### What the exercise asks:
Copy out, from the entries below, each line holding the string "Единого".

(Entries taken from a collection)
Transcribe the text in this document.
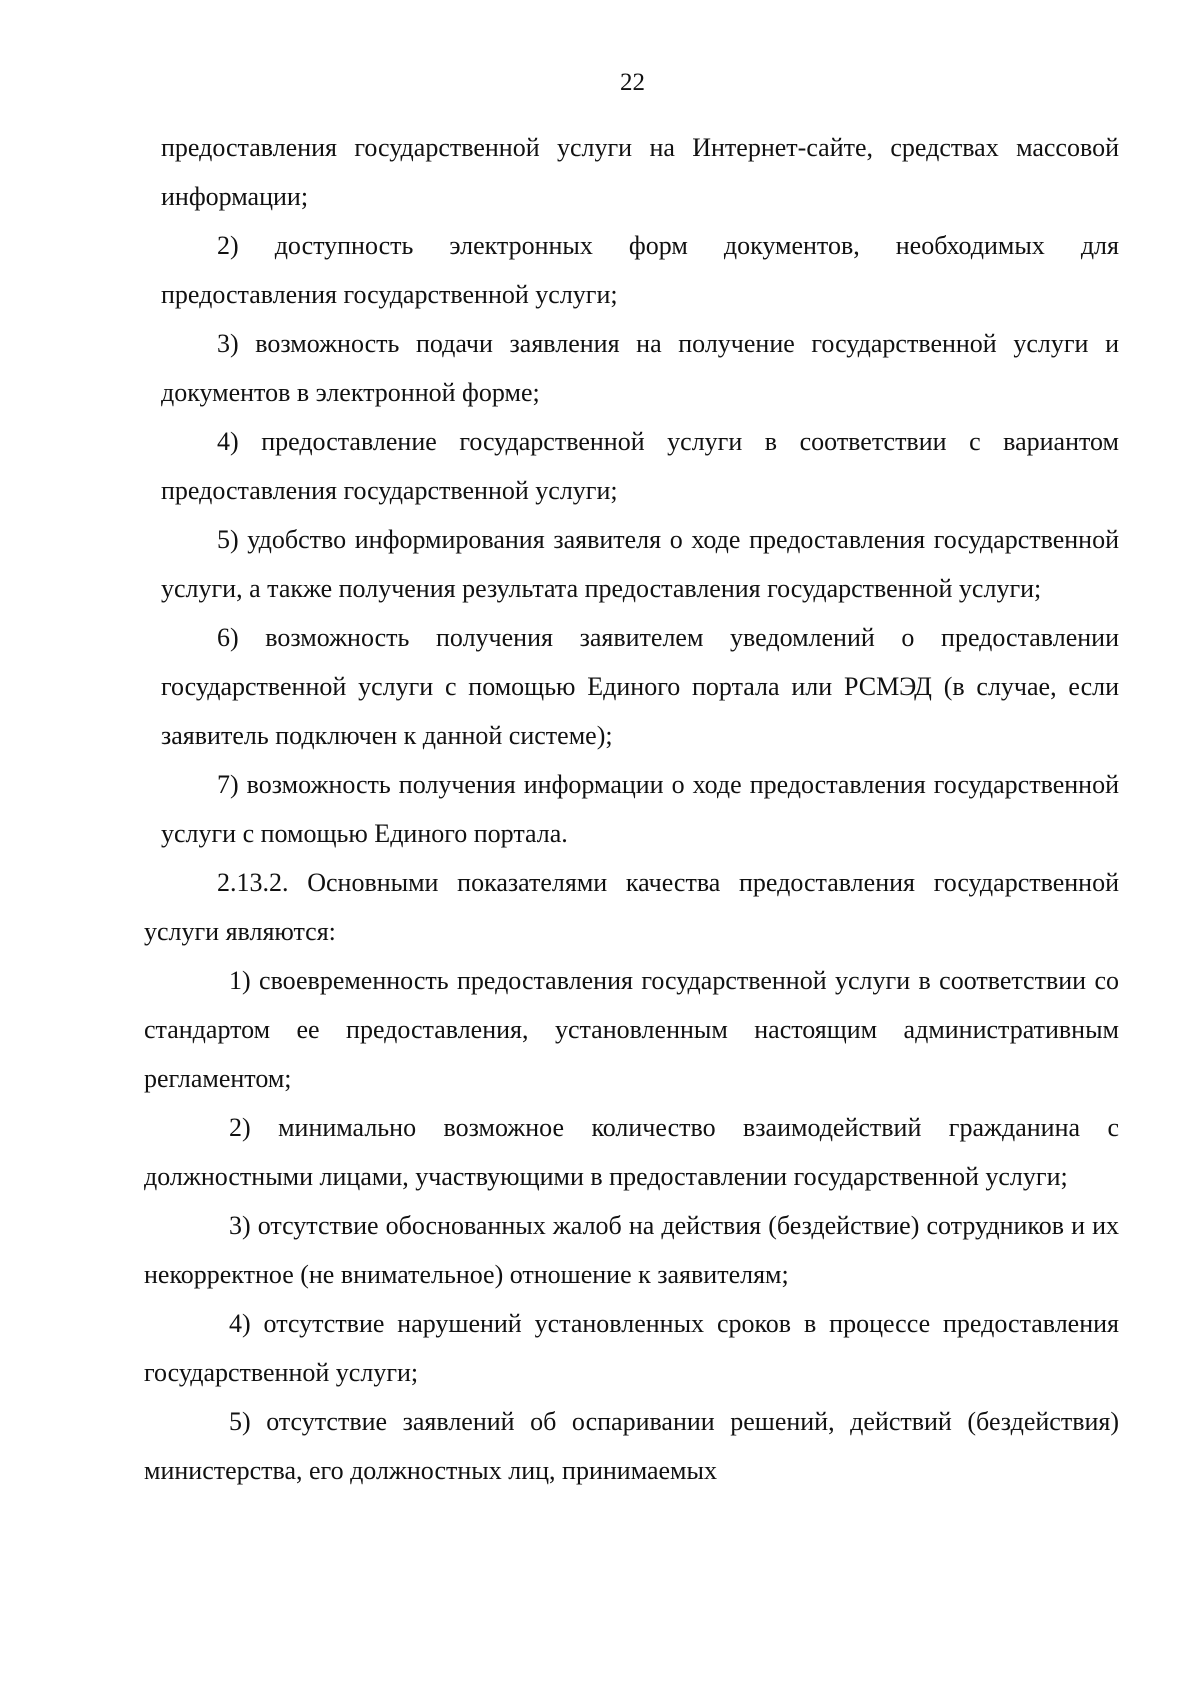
22

предоставления государственной услуги на Интернет-сайте, средствах массовой информации;

2) доступность электронных форм документов, необходимых для предоставления государственной услуги;

3) возможность подачи заявления на получение государственной услуги и документов в электронной форме;

4) предоставление государственной услуги в соответствии с вариантом предоставления государственной услуги;

5) удобство информирования заявителя о ходе предоставления государственной услуги, а также получения результата предоставления государственной услуги;

6) возможность получения заявителем уведомлений о предоставлении государственной услуги с помощью Единого портала или РСМЭД (в случае, если заявитель подключен к данной системе);

7) возможность получения информации о ходе предоставления государственной услуги с помощью Единого портала.

2.13.2. Основными показателями качества предоставления государственной услуги являются:

1) своевременность предоставления государственной услуги в соответствии со стандартом ее предоставления, установленным настоящим административным регламентом;

2) минимально возможное количество взаимодействий гражданина с должностными лицами, участвующими в предоставлении государственной услуги;

3) отсутствие обоснованных жалоб на действия (бездействие) сотрудников и их некорректное (не внимательное) отношение к заявителям;

4) отсутствие нарушений установленных сроков в процессе предоставления государственной услуги;

5) отсутствие заявлений об оспаривании решений, действий (бездействия) министерства, его должностных лиц, принимаемых
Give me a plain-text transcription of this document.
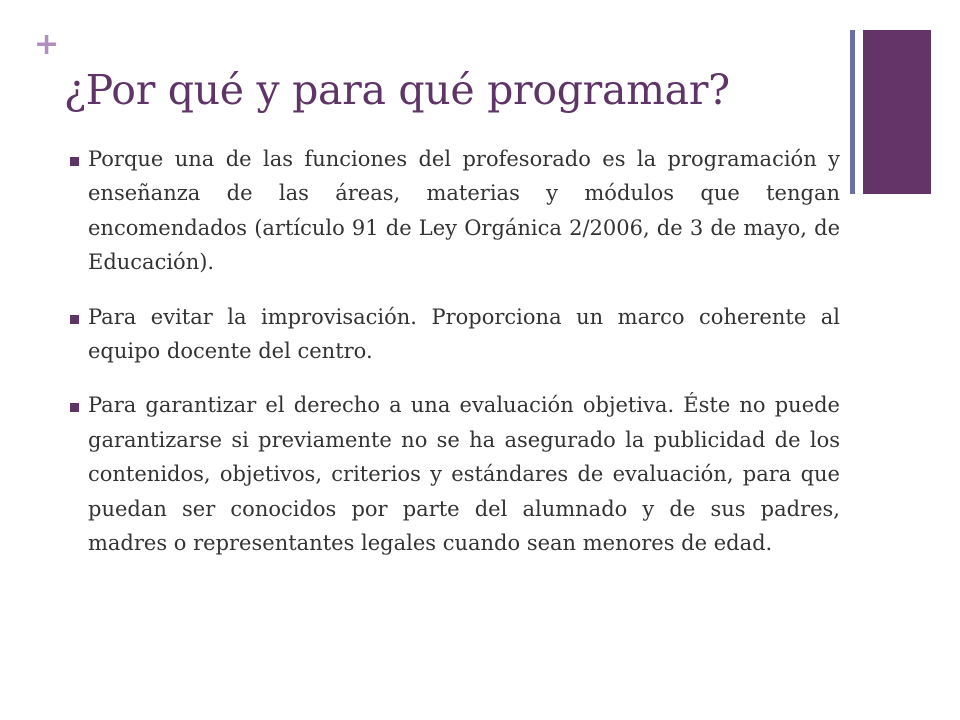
+
¿Por qué y para qué programar?
Porque una de las funciones del profesorado es la programación y enseñanza de las áreas, materias y módulos que tengan encomendados (artículo 91 de Ley Orgánica 2/2006, de 3 de mayo, de Educación).
Para evitar la improvisación. Proporciona un marco coherente al equipo docente del centro.
Para garantizar el derecho a una evaluación objetiva. Éste no puede garantizarse si previamente no se ha asegurado la publicidad de los contenidos, objetivos, criterios y estándares de evaluación, para que puedan ser conocidos por parte del alumnado y de sus padres, madres o representantes legales cuando sean menores de edad.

### Result of the exercise:
6) возможность получения заявителем уведомлений о предоставлении государственной услуги с помощью Единого портала или РСМЭД (в случае, если заявитель подключен к данной системе);
7) возможность получения информации о ходе предоставления государственной услуги с помощью Единого портала.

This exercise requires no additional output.